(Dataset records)
** Start **
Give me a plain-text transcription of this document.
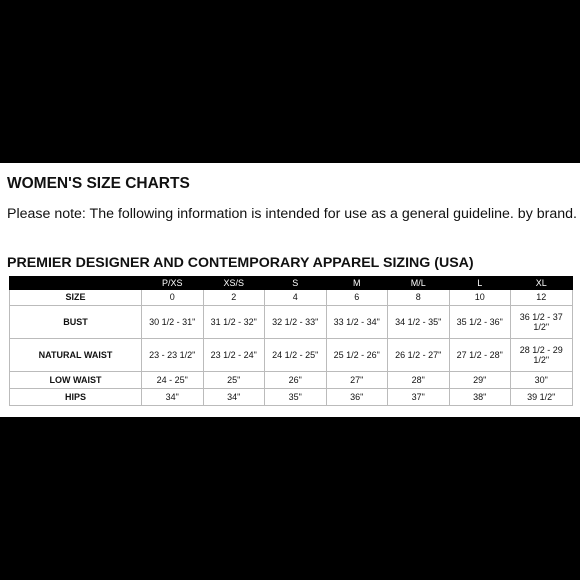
WOMEN'S SIZE CHARTS

Please note: The following information is intended for use as a general guideline. by brand.

PREMIER DESIGNER AND CONTEMPORARY APPAREL SIZING (USA)
	P/XS	XS/S	S	M	M/L	L	XL
SIZE	0	2	4	6	8	10	12
BUST	30 1/2 - 31"	31 1/2 - 32"	32 1/2 - 33"	33 1/2 - 34"	34 1/2 - 35"	35 1/2 - 36"	36 1/2 - 37 1/2"
NATURAL WAIST	23 - 23 1/2"	23 1/2 - 24"	24 1/2 - 25"	25 1/2 - 26"	26 1/2 - 27"	27 1/2 - 28"	28 1/2 - 29 1/2"
LOW WAIST	24 - 25"	25"	26"	27"	28"	29"	30"
HIPS	34"	34"	35"	36"	37"	38"	39 1/2"
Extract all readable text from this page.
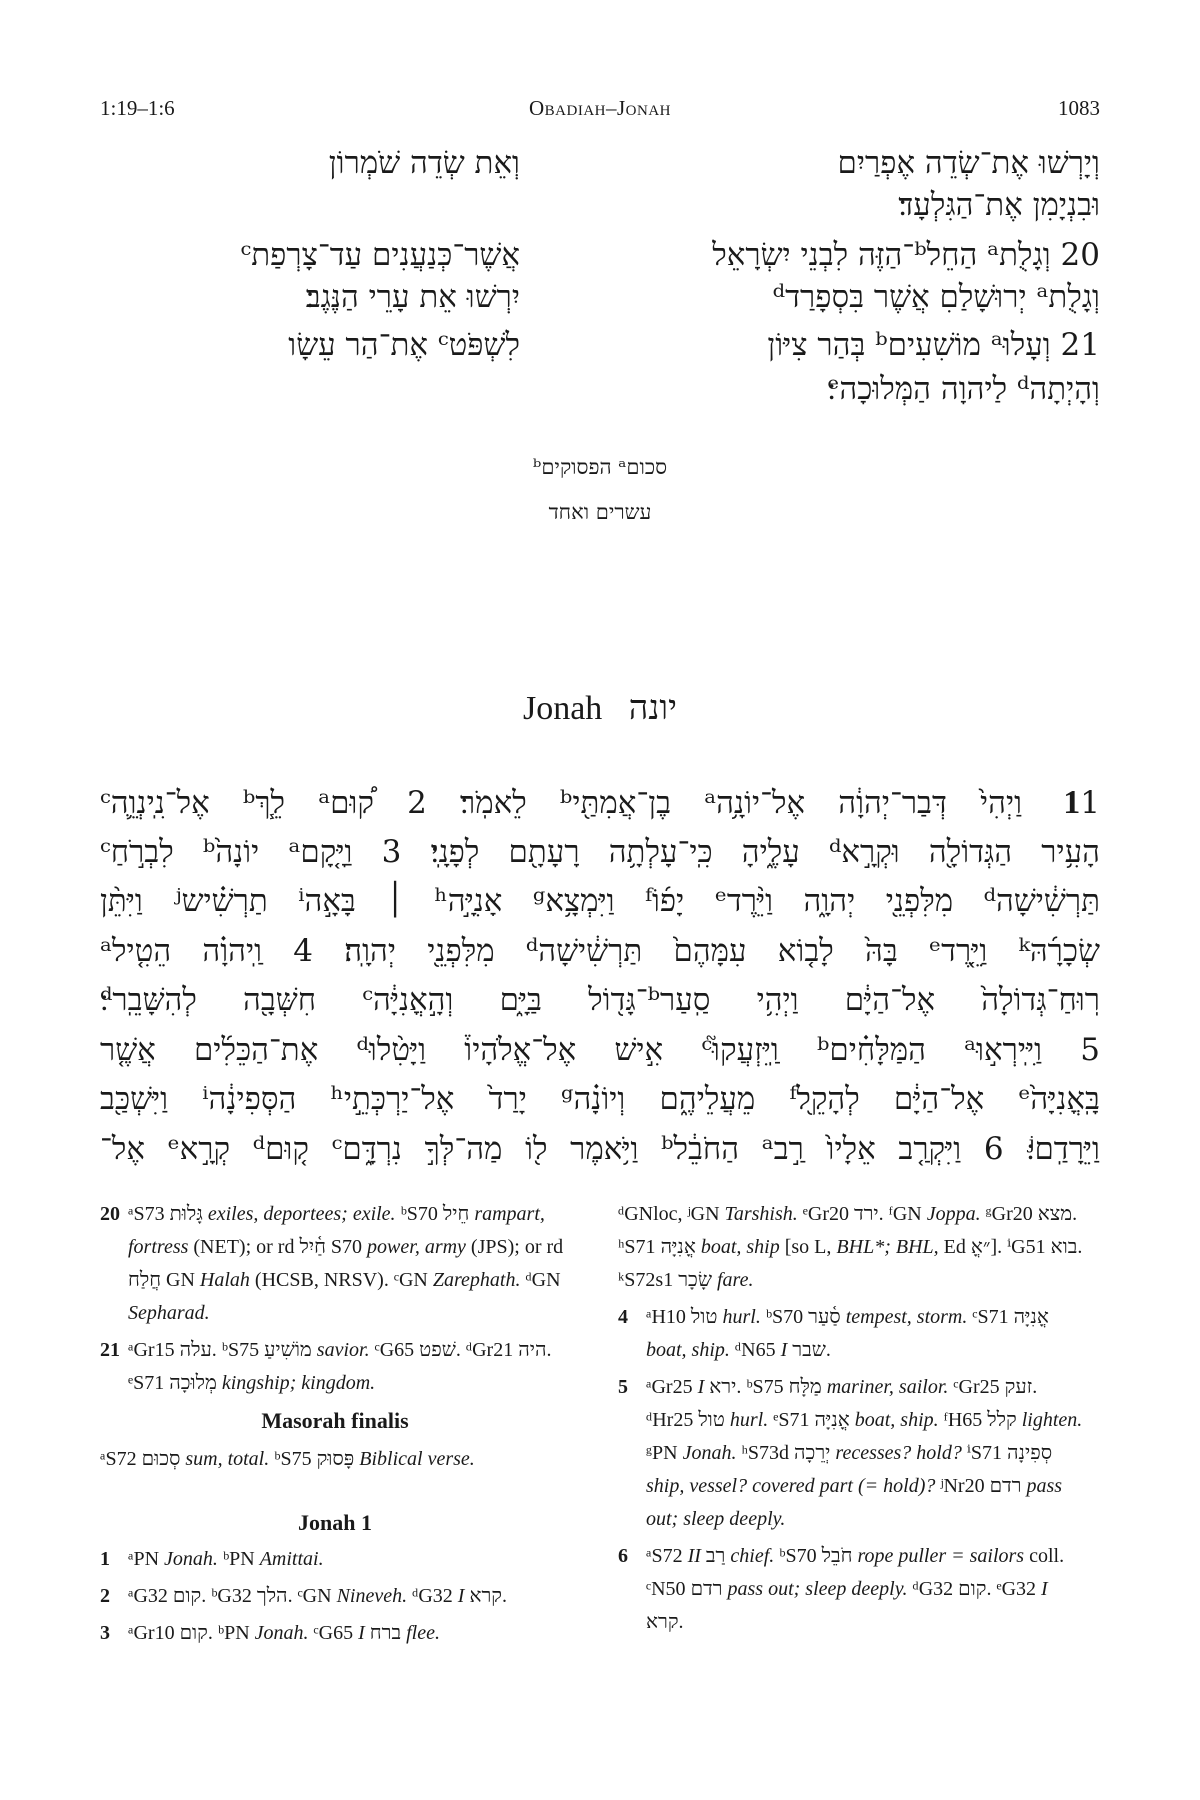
1:19–1:6	Obadiah–Jonah	1083
וְיָרְשׁוּ אֶת־שְׂדֵה אֶפְרַיִם
וּבִנְיָמִן אֶת־הַגִּלְעָד׃
20 וְגָלֻתᵃ הַחֵלᵇ־הַזֶּה לִבְנֵי יִשְׂרָאֵל
וְגָלֻתᵃ יְרוּשָׁלַםִ אֲשֶׁר בִּסְפָרַדᵈ
21 וְעָלוּᵃ מוֹשִׁעִיםᵇ בְּהַר צִיּוֹן
וְהָיְתָהᵈ לַיהוָה הַמְּלוּכָהᵉ׃
וְאֵת שְׂדֵה שֹׁמְרוֹן
אֲשֶׁר־כְּנַעֲנִים עַד־צָרְפַתᶜ
יִרְשׁוּ אֵת עָרֵי הַנֶּגֶב׃
לִשְׁפֹּטᶜ אֶת־הַר עֵשָׂו
סכוםᵃ הפסוקיםᵇ
עשרים ואחד
Jonah יונה
11 וַיְהִי֙ דְּבַר־יְהוָ֔ה אֶל־יוֹנָ֥הᵃ בֶן־אֲמִתַּ֖יᵇ לֵאמֹֽר׃ 2 ק֠וּםᵃ לֵ֧ךְᵇ אֶל־נִֽינְוֵ֛הᶜ
הָעִ֥יר הַגְּדוֹלָ֖ה וּקְרָ֣אᵈ עָלֶ֑יהָ כִּֽי־עָלְתָ֥ה רָעָתָ֖ם לְפָנָֽי׃ 3 וַיָּ֤קָםᵃ יוֹנָה֙ᵇ לִבְרֹ֣חַᶜ
תַּרְשִׁ֔ישָׁהᵈ מִלִּפְנֵ֖י יְהוָ֑ה וַיֵּ֨רֶדᵉ יָפ֜וֹᶠ וַיִּמְצָ֥אᵍ אָנִיָּ֣הʰ ׀ בָּאָ֣הⁱ תַרְשִׁ֗ישʲ וַיִּתֵּ֨ן
שְׂכָרָ֜הּᵏ וַיֵּ֤רֶדᵉ בָּהּ֙ לָב֤וֹא עִמָּהֶם֙ תַּרְשִׁ֔ישָׁהᵈ מִלִּפְנֵ֖י יְהוָֽה׃ 4 וַֽיהוָ֗ה הֵטִ֤ילᵃ
רֽוּחַ־גְּדוֹלָה֙ אֶל־הַיָּ֔ם וַיְהִ֥י סַֽעַרᵇ־גָּד֖וֹל בַּיָּ֑ם וְהָ֣אֳנִיָּ֔הᶜ חִשְּׁבָ֖ה לְהִשָּׁבֵֽרᵈ׃
5 וַיִּֽירְא֣וּᵃ הַמַּלָּחִ֗יםᵇ וַֽיִּזְעֲקוּ֮ᶜ אִ֣ישׁ אֶל־אֱלֹהָיו֒ וַיָּטִ֨לוּᵈ אֶת־הַכֵּלִ֜ים אֲשֶׁ֤ר
בָּֽאֳנִיָּה֙ᵉ אֶל־הַיָּ֔ם לְהָקֵ֖לᶠ מֵעֲלֵיהֶ֑ם וְיוֹנָ֗הᵍ יָרַד֙ אֶל־יַרְכְּתֵ֣יʰ הַסְּפִינָ֔הⁱ וַיִּשְׁכַּ֖ב
וַיֵּרָדַֽםʲ׃ 6 וַיִּקְרַ֤ב אֵלָיו֙ רַ֣בᵃ הַחֹבֵ֔לᵇ וַיֹּ֥אמֶר ל֖וֹ מַה־לְּךָ֣ נִרְדָּ֑םᶜ ק֚וּםᵈ קְרָ֣אᵉ אֶל־
20 ᵃS73 גָּלוּת exiles, deportees; exile. ᵇS70 חֵיל rampart, fortress (NET); or rd חַ֫יִל S70 power, army (JPS); or rd חֲלַח GN Halah (HCSB, NRSV). ᶜGN Zarephath. ᵈGN Sepharad.
21 ᵃGr15 עלה. ᵇS75 מוֹשִׁיעַ savior. ᶜG65 שׁפט. ᵈGr21 היה. ᵉS71 מְלוּכָה kingship; kingdom.
Masorah finalis
ᵃS72 סְכוּם sum, total. ᵇS75 פָּסוּק Biblical verse.
Jonah 1
1 ᵃPN Jonah. ᵇPN Amittai.
2 ᵃG32 קום. ᵇG32 הלך. ᶜGN Nineveh. ᵈG32 I קרא.
3 ᵃGr10 קום. ᵇPN Jonah. ᶜG65 I ברח flee.
ᵈGNloc, ʲGN Tarshish. ᵉGr20 ירד. ᶠGN Joppa. ᵍGr20 מצא. ʰS71 אֳנִיָּה boat, ship [so L, BHL*; BHL, Ed ״אֳ]. ⁱG51 בוא. ᵏS72s1 שָׂכָר fare.
4 ᵃH10 טול hurl. ᵇS70 סַ֫עַר tempest, storm. ᶜS71 אֳנִיָּה boat, ship. ᵈN65 I שבר.
5 ᵃGr25 I ירא. ᵇS75 מַלָּח mariner, sailor. ᶜGr25 זעק. ᵈHr25 טול hurl. ᵉS71 אֳנִיָּה boat, ship. ᶠH65 קלל lighten. ᵍPN Jonah. ʰS73d יְרֵכָה recesses? hold? ⁱS71 סְפִינָה ship, vessel? covered part (= hold)? ʲNr20 רדם pass out; sleep deeply.
6 ᵃS72 II רַב chief. ᵇS70 חֹבֵל rope puller = sailors coll. ᶜN50 רדם pass out; sleep deeply. ᵈG32 קום. ᵉG32 I קרא.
** End **
• [Given task]: Locate the word "Jonah" in the records and collect each line it appears in.

• [Output of the task]:
1:19–1:6	Obadiah–Jonah	1083
Jonah יונה
Jonah 1
1 ᵃPN Jonah. ᵇPN Amittai.
3 ᵃGr10 קום. ᵇPN Jonah. ᶜG65 I ברח flee.
5 ᵃGr25 I ירא. ᵇS75 מַלָּח mariner, sailor. ᶜGr25 זעק. ᵈHr25 טול hurl. ᵉS71 אֳנִיָּה boat, ship. ᶠH65 קלל lighten. ᵍPN Jonah. ʰS73d יְרֵכָה recesses? hold? ⁱS71 סְפִינָה ship, vessel? covered part (= hold)? ʲNr20 רדם pass out; sleep deeply.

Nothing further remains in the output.